• _Written request_:
Of the lines in the data below, count the ones holding the string "arrow", and answer with that number only.

'''

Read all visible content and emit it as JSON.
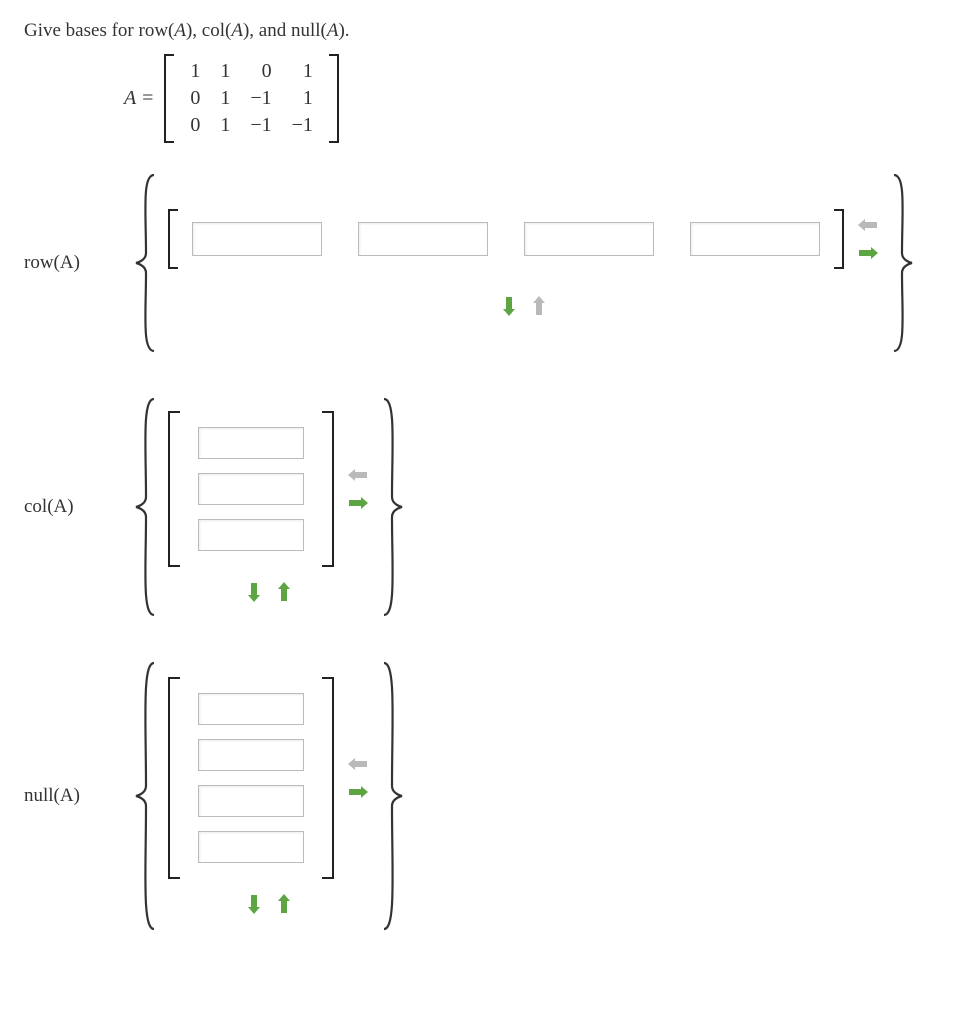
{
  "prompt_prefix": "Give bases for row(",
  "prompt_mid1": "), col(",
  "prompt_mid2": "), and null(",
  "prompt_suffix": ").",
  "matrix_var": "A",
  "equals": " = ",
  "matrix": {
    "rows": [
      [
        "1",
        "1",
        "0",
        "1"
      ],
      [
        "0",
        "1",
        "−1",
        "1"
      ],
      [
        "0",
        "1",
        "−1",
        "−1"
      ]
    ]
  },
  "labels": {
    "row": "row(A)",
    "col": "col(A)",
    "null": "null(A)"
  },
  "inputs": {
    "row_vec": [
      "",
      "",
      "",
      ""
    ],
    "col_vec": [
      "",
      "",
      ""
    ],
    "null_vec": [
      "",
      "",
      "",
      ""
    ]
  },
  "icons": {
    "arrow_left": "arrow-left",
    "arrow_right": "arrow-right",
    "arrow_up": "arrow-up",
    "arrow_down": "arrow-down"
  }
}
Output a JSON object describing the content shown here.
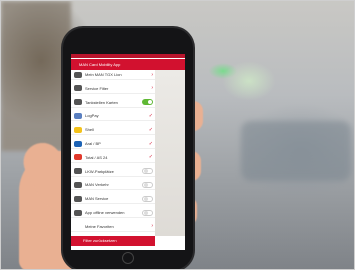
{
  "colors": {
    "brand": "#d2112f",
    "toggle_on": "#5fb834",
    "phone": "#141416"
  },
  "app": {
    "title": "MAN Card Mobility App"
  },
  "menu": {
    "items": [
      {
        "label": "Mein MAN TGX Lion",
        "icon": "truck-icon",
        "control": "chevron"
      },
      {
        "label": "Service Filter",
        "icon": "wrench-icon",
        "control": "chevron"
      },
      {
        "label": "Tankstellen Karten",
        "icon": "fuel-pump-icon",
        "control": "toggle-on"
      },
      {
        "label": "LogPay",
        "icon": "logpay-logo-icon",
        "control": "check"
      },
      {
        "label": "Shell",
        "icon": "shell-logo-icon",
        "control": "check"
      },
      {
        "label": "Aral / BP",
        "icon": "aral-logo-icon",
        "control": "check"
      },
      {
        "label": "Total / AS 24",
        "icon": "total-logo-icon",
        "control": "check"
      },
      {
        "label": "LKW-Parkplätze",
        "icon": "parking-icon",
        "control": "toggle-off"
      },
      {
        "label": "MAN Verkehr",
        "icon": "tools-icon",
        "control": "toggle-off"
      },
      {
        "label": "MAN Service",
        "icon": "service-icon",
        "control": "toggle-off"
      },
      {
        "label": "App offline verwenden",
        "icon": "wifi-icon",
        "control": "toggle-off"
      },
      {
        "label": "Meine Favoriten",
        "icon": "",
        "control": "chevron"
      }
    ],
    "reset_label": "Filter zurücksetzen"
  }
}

'''

• _Task output_:
4